* PROBLEM STATEMENT *
Check every line of the entries for "circle", and copy the lines that hold it.

==================================================

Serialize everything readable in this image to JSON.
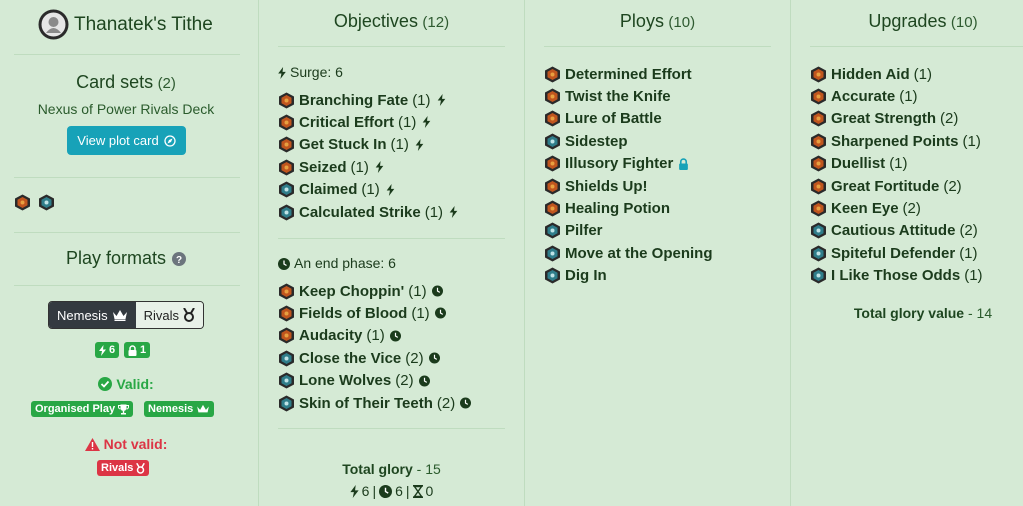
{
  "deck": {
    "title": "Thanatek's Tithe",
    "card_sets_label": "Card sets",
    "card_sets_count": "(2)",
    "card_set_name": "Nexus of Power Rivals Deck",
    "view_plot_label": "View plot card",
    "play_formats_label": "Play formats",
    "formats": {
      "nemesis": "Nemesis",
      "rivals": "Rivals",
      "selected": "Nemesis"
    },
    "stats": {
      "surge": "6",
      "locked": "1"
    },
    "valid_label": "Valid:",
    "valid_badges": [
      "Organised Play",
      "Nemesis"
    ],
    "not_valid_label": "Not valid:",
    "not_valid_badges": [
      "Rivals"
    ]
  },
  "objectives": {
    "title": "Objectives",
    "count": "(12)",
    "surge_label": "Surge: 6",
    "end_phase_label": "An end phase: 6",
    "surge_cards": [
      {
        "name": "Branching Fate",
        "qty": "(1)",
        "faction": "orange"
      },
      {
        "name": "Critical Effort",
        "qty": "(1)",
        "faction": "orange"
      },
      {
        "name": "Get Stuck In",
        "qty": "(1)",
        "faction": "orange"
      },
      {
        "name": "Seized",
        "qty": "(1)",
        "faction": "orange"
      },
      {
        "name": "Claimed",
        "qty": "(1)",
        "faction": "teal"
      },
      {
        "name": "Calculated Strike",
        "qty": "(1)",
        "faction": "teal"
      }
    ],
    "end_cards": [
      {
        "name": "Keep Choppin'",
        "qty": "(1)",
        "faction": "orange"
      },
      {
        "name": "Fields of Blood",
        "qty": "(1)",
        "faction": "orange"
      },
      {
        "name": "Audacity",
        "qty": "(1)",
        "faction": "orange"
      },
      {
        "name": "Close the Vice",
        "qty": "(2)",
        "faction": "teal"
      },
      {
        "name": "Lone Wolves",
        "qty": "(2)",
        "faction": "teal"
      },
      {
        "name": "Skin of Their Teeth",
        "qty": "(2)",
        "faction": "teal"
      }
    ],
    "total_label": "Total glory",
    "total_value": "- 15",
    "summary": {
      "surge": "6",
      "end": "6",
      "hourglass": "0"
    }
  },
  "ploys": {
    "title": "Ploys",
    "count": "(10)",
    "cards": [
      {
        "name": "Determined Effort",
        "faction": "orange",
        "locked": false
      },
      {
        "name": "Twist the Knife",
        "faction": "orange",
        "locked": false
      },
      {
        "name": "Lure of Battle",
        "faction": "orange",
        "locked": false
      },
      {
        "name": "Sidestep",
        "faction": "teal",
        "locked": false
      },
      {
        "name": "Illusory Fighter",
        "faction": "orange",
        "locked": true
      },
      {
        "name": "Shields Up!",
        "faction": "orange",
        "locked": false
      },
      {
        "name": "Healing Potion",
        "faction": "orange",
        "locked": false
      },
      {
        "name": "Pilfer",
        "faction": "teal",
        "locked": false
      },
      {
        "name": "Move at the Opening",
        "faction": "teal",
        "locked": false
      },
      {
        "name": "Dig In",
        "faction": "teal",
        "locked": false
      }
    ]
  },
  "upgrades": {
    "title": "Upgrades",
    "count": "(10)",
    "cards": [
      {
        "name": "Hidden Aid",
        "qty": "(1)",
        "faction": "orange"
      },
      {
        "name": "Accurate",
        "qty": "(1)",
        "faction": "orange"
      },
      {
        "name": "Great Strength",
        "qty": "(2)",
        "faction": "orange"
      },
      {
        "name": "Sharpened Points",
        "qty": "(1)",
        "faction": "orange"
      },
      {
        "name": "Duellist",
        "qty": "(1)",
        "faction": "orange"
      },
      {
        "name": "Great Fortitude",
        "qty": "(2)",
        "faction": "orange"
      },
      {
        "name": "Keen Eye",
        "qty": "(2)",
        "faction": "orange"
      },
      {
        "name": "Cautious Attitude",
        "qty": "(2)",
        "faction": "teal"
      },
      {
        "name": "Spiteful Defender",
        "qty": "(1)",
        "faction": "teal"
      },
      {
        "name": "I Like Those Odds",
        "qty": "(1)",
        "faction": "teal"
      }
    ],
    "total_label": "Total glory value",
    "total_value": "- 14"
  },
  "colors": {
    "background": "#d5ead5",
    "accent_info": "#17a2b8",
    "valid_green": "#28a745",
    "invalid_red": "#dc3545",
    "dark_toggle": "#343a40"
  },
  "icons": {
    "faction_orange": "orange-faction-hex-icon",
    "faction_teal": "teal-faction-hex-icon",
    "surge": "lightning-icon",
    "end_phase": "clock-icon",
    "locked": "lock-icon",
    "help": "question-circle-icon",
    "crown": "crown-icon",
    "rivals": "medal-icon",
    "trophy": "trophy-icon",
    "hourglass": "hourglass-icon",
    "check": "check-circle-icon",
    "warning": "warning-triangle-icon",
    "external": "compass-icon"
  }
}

==================================================

* RESPONSE TO THE TASK *
    "help": "question-circle-icon",
    "check": "check-circle-icon",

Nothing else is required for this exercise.